## What is expected
Copy the data below exactly, omitting any picture it contains.

## Data shown
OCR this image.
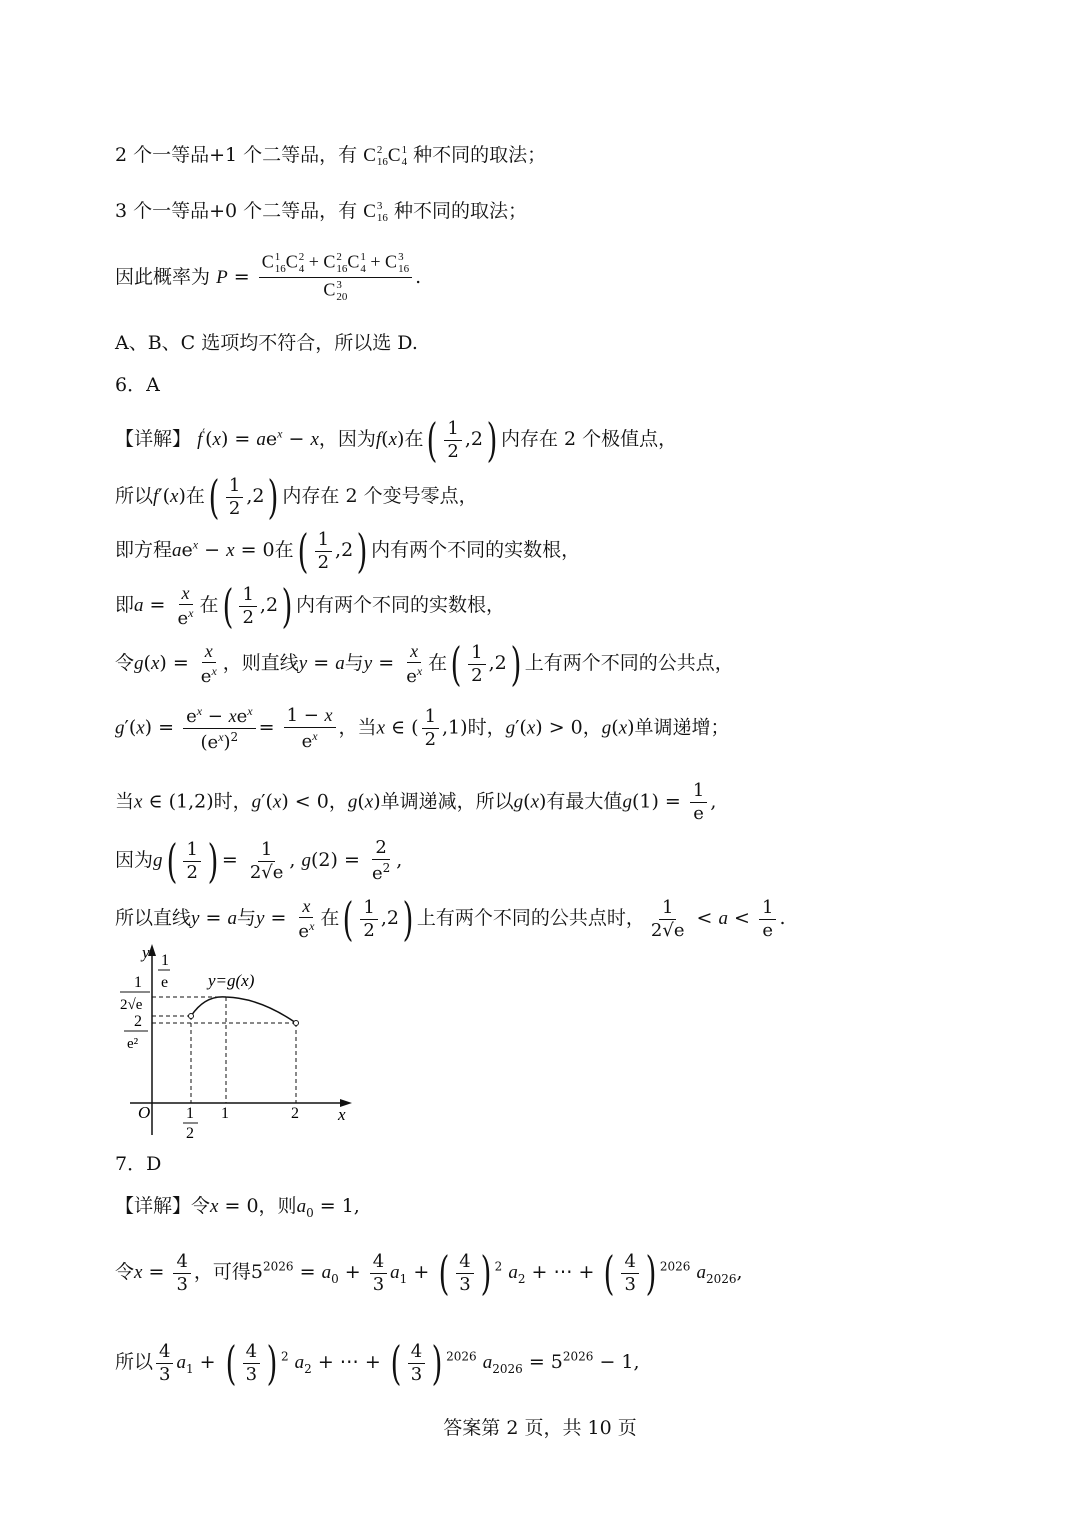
2 个一等品+1 个二等品，有 C 2
16 C 1
4 种不同的取法；
3 个一等品+0 个二等品，有 C 3
16 种不同的取法；
因此概率为 P = C 1
16 C 2
4 + C 2
16 C 1
4 + C 3
16
C 3
20 .
A、B、C 选项均不符合，所以选 D.
6．A
【详解】 $f'(x) = ae^x - x$，因为f(x)在( $\frac{1}{2} ,2$) 内存在 2 个极值点，
所以f′(x)在( $\frac{1}{2} ,2$) 内存在 2 个变号零点，
即方程$ae^x - x = 0$在( $\frac{1}{2} ,2$) 内有两个不同的实数根，
即$a = \frac{x}{e^x}$ 在( $\frac{1}{2} ,2$) 内有两个不同的实数根，
令$g(x) = \frac{x}{e^x}$ ，则直线y = a与$y = \frac{x}{e^x}$ 在( $\frac{1}{2} ,2$) 上有两个不同的公共点，
$g'(x) = \frac{e^x - xe^x}{(e^x)^2} = \frac{1 - x}{e^x}$ ，当x ∈ ( $\frac{1}{2} ,1$)时，g′(x) > 0，g(x)单调递增；
当x ∈ (1,2)时，g′(x) < 0，g(x)单调递减，所以g(x)有最大值$g(1) = \frac{1}{e}$ ,
因为$g( \frac{1}{2}$ ) = $\frac{1}{2√e}$ , $g(2) = \frac{2}{e^2}$ ,
所以直线y = a与$y = \frac{x}{e^x}$ 在( $\frac{1}{2} ,2$) 上有两个不同的公共点时， $\frac{1}{2√e} < a < \frac{1}{e}$ .
y
x
O
y=g(x)
1
e
1
2√e
2
e²
1
2
1	2
7．D
【详解】令x = 0，则$a_0 = 1$,
令$x = \frac{4}{3}$ ，可得$5^{2026} = a_0 + \frac{4}{3} a_1$ + ( $\frac{4}{3}$ ) $^2$ $a_2$ + ⋯ + ( $\frac{4}{3}$ ) $^{2026}$ $a_{2026}$,
所以 $\frac{4}{3} a_1$ + ( $\frac{4}{3}$ ) $^2$ $a_2$ + ⋯ + ( $\frac{4}{3}$ ) $^{2026}$ $a_{2026} = 5^{2026} - 1$,
答案第 2 页，共 10 页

## Task response
OCR this image.
2 个一等品+1 个二等品，有 C 2
16 C 1
4 种不同的取法；
3 个一等品+0 个二等品，有 C 3
16 种不同的取法；
因此概率为 P = C 1
16 C 2
4 + C 2
16 C 1
4 + C 3
16
C 3
20 .
A、B、C 选项均不符合，所以选 D.
6．A
【详解】 $f'(x) = ae^x - x$，因为f(x)在( $\frac{1}{2} ,2$) 内存在 2 个极值点，
所以f′(x)在( $\frac{1}{2} ,2$) 内存在 2 个变号零点，
即方程$ae^x - x = 0$在( $\frac{1}{2} ,2$) 内有两个不同的实数根，
即$a = \frac{x}{e^x}$ 在( $\frac{1}{2} ,2$) 内有两个不同的实数根，
令$g(x) = \frac{x}{e^x}$ ，则直线y = a与$y = \frac{x}{e^x}$ 在( $\frac{1}{2} ,2$) 上有两个不同的公共点，
$g'(x) = \frac{e^x - xe^x}{(e^x)^2} = \frac{1 - x}{e^x}$ ，当x ∈ ( $\frac{1}{2} ,1$)时，g′(x) > 0，g(x)单调递增；
当x ∈ (1,2)时，g′(x) < 0，g(x)单调递减，所以g(x)有最大值$g(1) = \frac{1}{e}$ ,
因为$g( \frac{1}{2}$ ) = $\frac{1}{2√e}$ , $g(2) = \frac{2}{e^2}$ ,
所以直线y = a与$y = \frac{x}{e^x}$ 在( $\frac{1}{2} ,2$) 上有两个不同的公共点时， $\frac{1}{2√e} < a < \frac{1}{e}$ .
y
x
O
y=g(x)
1
e
1
2√e
2
e²
1
2
1	2
7．D
【详解】令x = 0，则$a_0 = 1$,
令$x = \frac{4}{3}$ ，可得$5^{2026} = a_0 + \frac{4}{3} a_1$ + ( $\frac{4}{3}$ ) $^2$ $a_2$ + ⋯ + ( $\frac{4}{3}$ ) $^{2026}$ $a_{2026}$,
所以 $\frac{4}{3} a_1$ + ( $\frac{4}{3}$ ) $^2$ $a_2$ + ⋯ + ( $\frac{4}{3}$ ) $^{2026}$ $a_{2026} = 5^{2026} - 1$,
答案第 2 页，共 10 页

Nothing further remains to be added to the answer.